Records contained in a dataset:

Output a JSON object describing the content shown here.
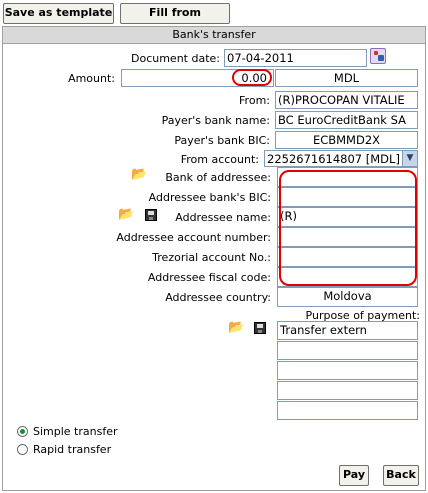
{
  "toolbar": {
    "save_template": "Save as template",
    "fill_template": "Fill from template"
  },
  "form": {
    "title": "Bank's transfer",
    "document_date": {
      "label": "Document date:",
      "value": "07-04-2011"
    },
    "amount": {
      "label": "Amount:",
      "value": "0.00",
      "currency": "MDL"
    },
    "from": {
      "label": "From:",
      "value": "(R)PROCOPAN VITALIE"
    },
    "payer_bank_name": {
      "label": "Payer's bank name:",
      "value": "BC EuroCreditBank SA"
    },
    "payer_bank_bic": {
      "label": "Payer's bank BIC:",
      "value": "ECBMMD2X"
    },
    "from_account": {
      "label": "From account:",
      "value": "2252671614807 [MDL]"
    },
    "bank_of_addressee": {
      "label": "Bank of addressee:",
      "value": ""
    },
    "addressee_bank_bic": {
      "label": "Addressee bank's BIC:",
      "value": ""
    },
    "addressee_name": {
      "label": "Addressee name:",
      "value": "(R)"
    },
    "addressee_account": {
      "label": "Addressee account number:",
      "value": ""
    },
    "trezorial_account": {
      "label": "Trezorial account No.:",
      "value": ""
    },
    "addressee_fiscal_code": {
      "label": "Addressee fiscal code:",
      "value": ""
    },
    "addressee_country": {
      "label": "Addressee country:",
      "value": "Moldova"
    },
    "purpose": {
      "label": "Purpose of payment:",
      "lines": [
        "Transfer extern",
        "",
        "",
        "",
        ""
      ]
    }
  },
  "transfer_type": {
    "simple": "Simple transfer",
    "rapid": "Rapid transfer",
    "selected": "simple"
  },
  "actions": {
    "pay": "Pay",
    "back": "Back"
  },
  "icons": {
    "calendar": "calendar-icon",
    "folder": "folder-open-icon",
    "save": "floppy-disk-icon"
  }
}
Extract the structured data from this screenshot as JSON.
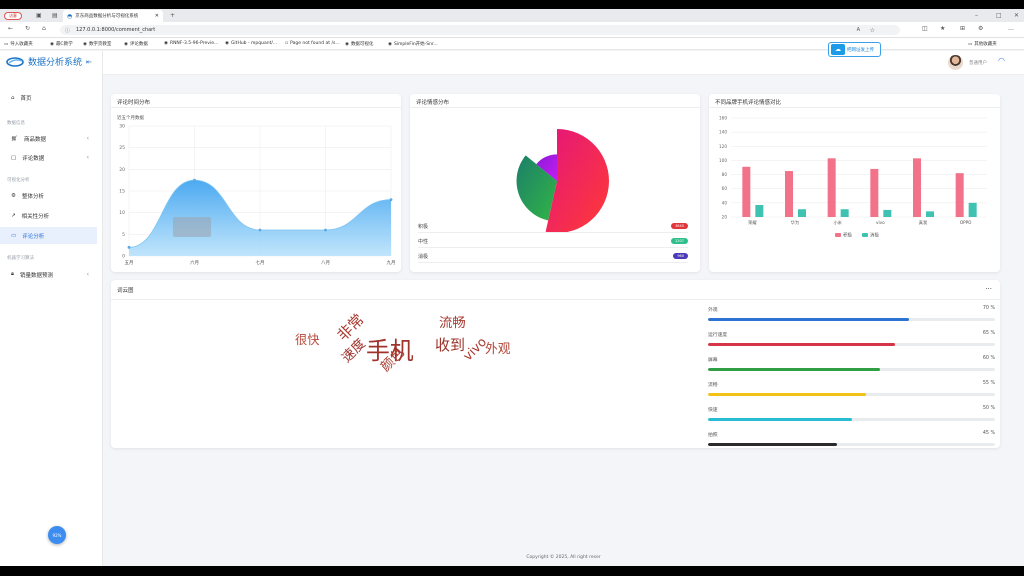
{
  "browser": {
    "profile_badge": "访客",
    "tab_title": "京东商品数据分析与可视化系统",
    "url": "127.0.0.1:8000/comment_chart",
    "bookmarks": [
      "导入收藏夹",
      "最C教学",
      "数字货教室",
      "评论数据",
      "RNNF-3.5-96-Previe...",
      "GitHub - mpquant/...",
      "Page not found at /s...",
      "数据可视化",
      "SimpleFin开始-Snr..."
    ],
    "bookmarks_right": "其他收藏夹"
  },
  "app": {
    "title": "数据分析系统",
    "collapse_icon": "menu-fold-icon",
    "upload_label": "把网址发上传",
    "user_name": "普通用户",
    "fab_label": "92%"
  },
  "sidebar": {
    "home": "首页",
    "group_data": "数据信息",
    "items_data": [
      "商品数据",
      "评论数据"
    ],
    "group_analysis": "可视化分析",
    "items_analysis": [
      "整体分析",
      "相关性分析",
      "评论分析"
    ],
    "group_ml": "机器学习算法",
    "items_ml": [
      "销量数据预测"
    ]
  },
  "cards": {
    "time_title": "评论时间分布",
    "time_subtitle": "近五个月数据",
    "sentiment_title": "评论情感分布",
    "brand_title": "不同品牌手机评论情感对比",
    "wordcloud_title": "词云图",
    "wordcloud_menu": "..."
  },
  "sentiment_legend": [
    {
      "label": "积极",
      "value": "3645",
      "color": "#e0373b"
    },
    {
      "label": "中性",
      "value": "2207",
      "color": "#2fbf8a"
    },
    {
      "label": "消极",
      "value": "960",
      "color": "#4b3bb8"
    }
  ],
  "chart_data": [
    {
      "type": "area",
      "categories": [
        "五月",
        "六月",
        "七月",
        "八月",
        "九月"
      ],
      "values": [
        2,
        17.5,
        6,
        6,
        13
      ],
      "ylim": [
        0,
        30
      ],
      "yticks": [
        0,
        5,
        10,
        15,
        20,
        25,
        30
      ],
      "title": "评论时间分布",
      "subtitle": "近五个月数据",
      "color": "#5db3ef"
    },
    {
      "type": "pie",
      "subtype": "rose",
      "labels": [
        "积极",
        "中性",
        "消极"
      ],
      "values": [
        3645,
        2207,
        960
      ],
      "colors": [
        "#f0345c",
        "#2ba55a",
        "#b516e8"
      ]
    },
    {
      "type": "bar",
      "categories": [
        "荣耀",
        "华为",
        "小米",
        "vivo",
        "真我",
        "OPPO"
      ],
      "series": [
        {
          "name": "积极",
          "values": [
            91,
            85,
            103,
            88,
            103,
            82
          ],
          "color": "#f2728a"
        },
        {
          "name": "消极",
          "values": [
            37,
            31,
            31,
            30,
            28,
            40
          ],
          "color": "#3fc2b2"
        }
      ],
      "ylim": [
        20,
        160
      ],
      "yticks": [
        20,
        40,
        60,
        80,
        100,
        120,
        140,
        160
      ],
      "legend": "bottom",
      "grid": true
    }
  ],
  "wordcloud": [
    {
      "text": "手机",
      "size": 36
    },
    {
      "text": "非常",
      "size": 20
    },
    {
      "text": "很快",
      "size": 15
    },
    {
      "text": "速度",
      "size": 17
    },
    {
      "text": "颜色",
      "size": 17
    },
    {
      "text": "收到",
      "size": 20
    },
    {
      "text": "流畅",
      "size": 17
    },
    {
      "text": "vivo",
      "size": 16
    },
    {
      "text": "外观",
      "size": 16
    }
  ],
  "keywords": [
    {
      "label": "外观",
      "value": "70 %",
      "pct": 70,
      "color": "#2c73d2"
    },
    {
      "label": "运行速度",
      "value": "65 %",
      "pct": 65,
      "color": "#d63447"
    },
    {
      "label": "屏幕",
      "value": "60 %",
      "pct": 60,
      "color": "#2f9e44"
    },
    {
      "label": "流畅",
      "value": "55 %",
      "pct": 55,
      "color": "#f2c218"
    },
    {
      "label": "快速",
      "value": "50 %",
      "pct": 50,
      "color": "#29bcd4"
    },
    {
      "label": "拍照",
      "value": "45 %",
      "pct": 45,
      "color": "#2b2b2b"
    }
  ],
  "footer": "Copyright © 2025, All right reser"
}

==

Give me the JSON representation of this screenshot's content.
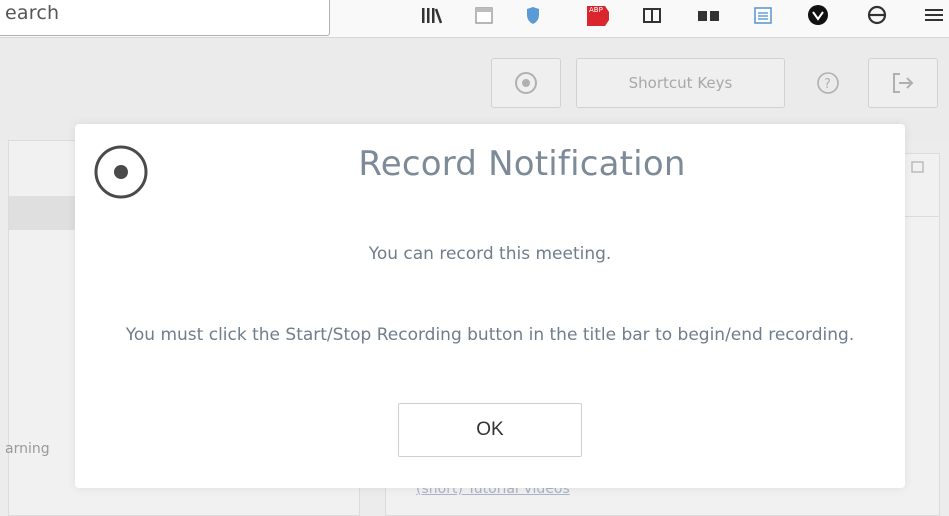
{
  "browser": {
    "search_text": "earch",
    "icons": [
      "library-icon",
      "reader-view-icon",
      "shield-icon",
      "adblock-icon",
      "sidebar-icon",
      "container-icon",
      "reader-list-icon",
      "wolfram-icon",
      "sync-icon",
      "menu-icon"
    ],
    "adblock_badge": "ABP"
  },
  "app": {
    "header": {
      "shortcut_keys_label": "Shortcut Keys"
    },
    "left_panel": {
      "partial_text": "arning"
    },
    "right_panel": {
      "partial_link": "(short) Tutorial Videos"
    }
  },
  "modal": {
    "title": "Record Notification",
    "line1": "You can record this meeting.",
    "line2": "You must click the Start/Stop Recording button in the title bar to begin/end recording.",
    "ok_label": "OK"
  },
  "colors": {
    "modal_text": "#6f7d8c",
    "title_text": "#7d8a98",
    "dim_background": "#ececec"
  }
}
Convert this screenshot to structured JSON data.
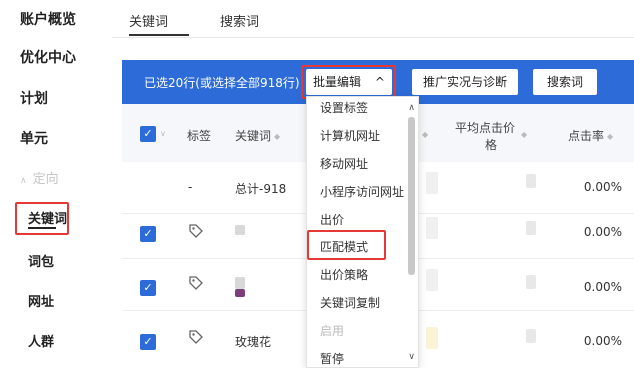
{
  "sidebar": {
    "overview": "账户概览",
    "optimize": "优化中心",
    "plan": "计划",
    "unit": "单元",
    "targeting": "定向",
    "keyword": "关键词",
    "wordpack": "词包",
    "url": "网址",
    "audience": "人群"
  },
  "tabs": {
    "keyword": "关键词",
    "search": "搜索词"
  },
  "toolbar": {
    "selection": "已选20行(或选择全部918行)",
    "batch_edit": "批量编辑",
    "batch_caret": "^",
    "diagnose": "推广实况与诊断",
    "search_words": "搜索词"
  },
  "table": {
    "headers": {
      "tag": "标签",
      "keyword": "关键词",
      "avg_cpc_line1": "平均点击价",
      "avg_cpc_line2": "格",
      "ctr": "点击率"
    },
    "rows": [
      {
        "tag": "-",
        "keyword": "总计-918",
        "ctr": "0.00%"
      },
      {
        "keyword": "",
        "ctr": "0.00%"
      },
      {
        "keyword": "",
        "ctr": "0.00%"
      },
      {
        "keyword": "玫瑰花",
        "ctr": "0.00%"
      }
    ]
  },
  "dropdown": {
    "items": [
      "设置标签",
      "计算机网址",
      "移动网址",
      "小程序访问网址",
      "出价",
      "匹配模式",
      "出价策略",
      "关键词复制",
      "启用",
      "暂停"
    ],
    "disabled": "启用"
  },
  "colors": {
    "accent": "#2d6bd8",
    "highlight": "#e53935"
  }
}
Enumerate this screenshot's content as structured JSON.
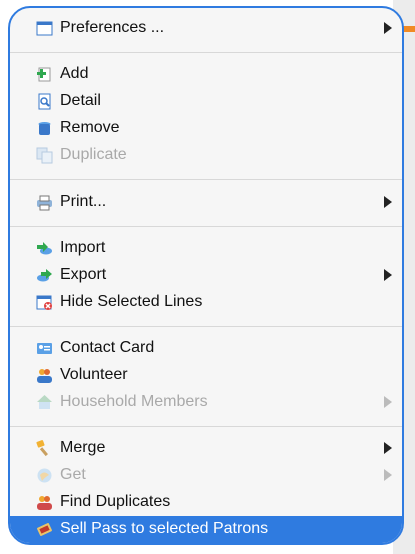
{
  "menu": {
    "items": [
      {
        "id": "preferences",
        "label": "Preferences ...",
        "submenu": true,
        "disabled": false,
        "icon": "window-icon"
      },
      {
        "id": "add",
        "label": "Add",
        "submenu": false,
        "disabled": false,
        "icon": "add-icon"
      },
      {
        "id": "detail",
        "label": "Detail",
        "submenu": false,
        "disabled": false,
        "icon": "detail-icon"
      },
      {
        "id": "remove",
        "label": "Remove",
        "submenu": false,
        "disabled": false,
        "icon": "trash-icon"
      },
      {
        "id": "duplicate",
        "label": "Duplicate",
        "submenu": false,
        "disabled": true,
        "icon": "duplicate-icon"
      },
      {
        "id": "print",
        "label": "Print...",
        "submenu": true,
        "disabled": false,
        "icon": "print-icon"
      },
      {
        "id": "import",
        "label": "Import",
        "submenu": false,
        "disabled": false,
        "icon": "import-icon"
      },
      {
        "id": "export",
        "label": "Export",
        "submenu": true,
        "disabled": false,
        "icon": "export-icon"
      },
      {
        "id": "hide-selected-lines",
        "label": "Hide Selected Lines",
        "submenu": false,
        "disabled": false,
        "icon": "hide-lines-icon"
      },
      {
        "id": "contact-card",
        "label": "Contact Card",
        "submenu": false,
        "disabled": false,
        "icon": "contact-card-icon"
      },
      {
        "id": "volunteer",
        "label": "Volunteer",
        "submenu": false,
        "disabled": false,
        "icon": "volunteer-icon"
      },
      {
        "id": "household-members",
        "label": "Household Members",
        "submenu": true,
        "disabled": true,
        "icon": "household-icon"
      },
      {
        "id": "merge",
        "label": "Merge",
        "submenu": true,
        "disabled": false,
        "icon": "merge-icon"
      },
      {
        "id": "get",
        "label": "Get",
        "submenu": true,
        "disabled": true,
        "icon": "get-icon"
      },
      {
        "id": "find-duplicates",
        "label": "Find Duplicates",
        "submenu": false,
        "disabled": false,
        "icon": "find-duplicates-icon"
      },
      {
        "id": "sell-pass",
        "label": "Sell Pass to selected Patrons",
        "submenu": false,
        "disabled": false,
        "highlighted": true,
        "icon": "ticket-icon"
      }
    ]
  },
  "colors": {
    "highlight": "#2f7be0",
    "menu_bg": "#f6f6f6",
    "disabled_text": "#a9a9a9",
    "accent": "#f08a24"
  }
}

YOUR OBJECTIVE: Find the word "template" in the records and pull out each line that has it.

WRITTEN ANSWER:
    "save_template": "Save as template",
    "fill_template": "Fill from template"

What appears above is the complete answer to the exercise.